** Start RECORDS PROVIDED **

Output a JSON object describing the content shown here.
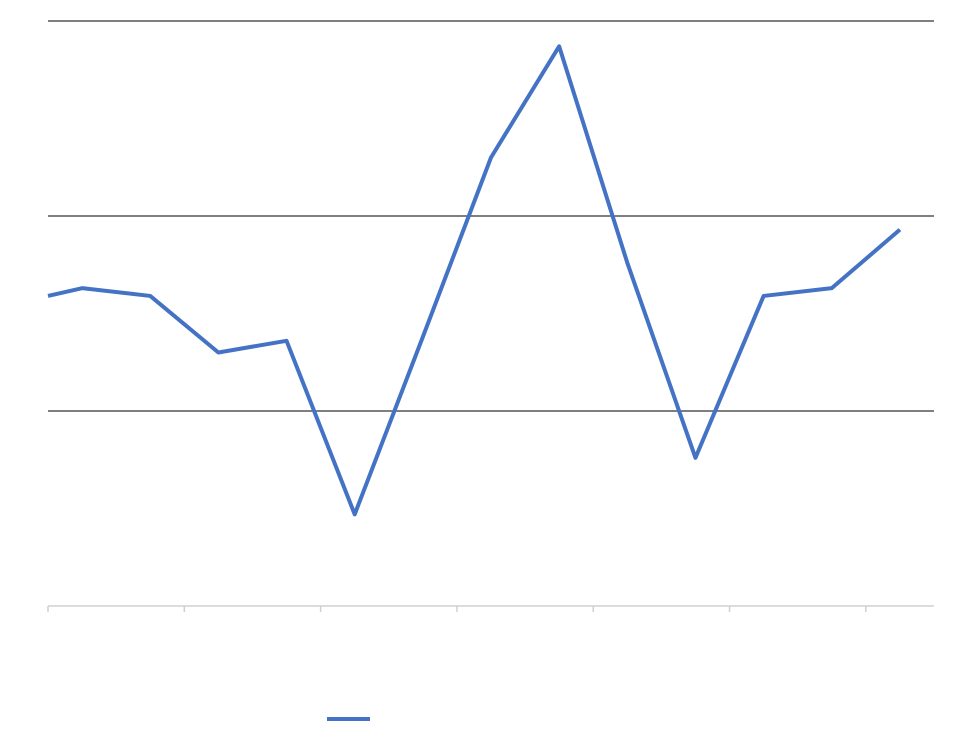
{
  "chart_data": {
    "type": "line",
    "x": [
      0,
      0.5,
      1.5,
      2.5,
      3.5,
      4.5,
      5.5,
      6.5,
      7.5,
      8.5,
      9.5,
      10.5,
      11.5,
      12.5
    ],
    "series": [
      {
        "color": "#4472c4",
        "values": [
          1.59,
          1.63,
          1.59,
          1.3,
          1.36,
          0.47,
          1.38,
          2.3,
          2.87,
          1.76,
          0.76,
          1.59,
          1.63,
          1.93
        ]
      }
    ],
    "xlim": [
      0,
      13
    ],
    "xticks": [
      0,
      2,
      4,
      6,
      8,
      10,
      12
    ],
    "ylim": [
      0,
      3
    ],
    "yticks": [
      0,
      1,
      2,
      3
    ],
    "grid": true
  }
}
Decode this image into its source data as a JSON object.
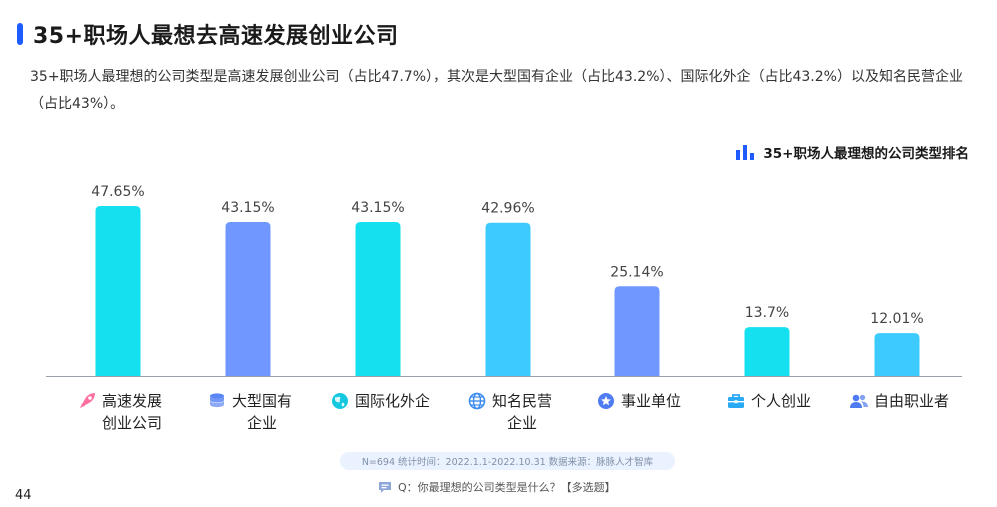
{
  "page": {
    "title": "35+职场人最想去高速发展创业公司",
    "description": "35+职场人最理想的公司类型是高速发展创业公司（占比47.7%），其次是大型国有企业（占比43.2%）、国际化外企（占比43.2%）以及知名民营企业（占比43%）。",
    "legend_label": "35+职场人最理想的公司类型排名",
    "footnote": "N=694    统计时间：2022.1.1-2022.10.31    数据来源：脉脉人才智库",
    "question": "Q：你最理想的公司类型是什么？【多选题】",
    "page_number": "44"
  },
  "colors": {
    "cyan": "#14e0f0",
    "blue": "#6f97ff",
    "light_blue": "#3dcbff",
    "accent": "#1f5cff"
  },
  "chart_data": {
    "type": "bar",
    "title": "35+职场人最理想的公司类型排名",
    "categories": [
      "高速发展创业公司",
      "大型国有企业",
      "国际化外企",
      "知名民营企业",
      "事业单位",
      "个人创业",
      "自由职业者"
    ],
    "value_labels": [
      "47.65%",
      "43.15%",
      "43.15%",
      "42.96%",
      "25.14%",
      "13.7%",
      "12.01%"
    ],
    "values": [
      47.65,
      43.15,
      43.15,
      42.96,
      25.14,
      13.7,
      12.01
    ],
    "bar_colors": [
      "#14e0f0",
      "#6f97ff",
      "#14e0f0",
      "#3dcbff",
      "#6f97ff",
      "#14e0f0",
      "#3dcbff"
    ],
    "ylim": [
      0,
      47.65
    ],
    "grid": false
  },
  "categories_display": [
    {
      "line1": "高速发展",
      "line2": "创业公司",
      "icon": "rocket-icon",
      "color": "#ff6fa0"
    },
    {
      "line1": "大型国有",
      "line2": "企业",
      "icon": "coin-stack-icon",
      "color": "#5b86f5"
    },
    {
      "line1": "国际化外企",
      "line2": "",
      "icon": "globe-icon",
      "color": "#14c8e0"
    },
    {
      "line1": "知名民营",
      "line2": "企业",
      "icon": "globe-outline-icon",
      "color": "#3d8cf0"
    },
    {
      "line1": "事业单位",
      "line2": "",
      "icon": "badge-icon",
      "color": "#4f7cf2"
    },
    {
      "line1": "个人创业",
      "line2": "",
      "icon": "briefcase-icon",
      "color": "#2aa9f5"
    },
    {
      "line1": "自由职业者",
      "line2": "",
      "icon": "users-icon",
      "color": "#4f7cf2"
    }
  ]
}
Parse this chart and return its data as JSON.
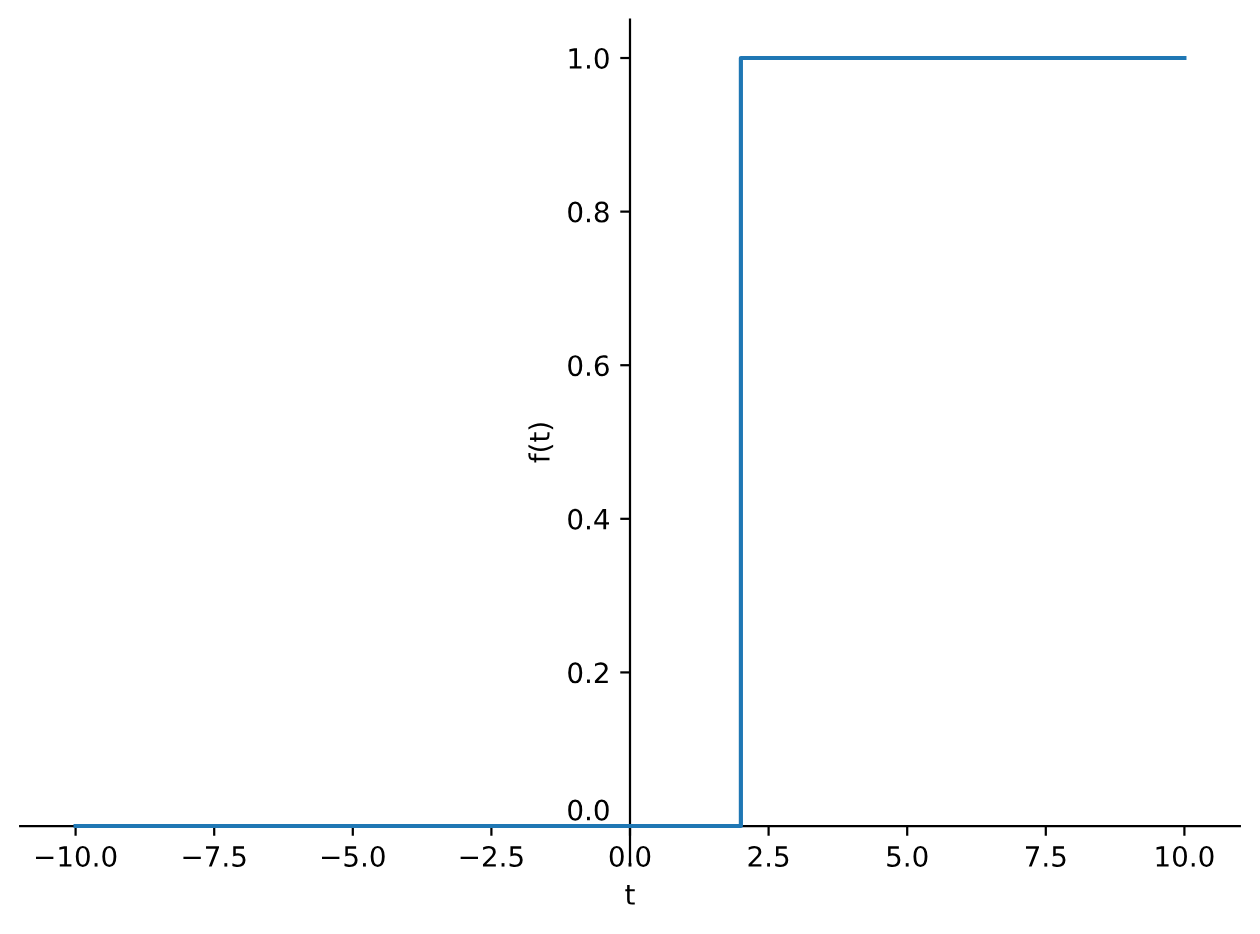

** End RECORDS PROVIDED **

PROBLEM DETAILS => List all lines where "国际化外企" occurs.

RESPONSE TO THE TASK =>
    "description": "35+职场人最理想的公司类型是高速发展创业公司（占比47.7%），其次是大型国有企业（占比43.2%）、国际化外企（占比43.2%）以及知名民营企业（占比43%）。",
      "国际化外企",
      "line1": "国际化外企",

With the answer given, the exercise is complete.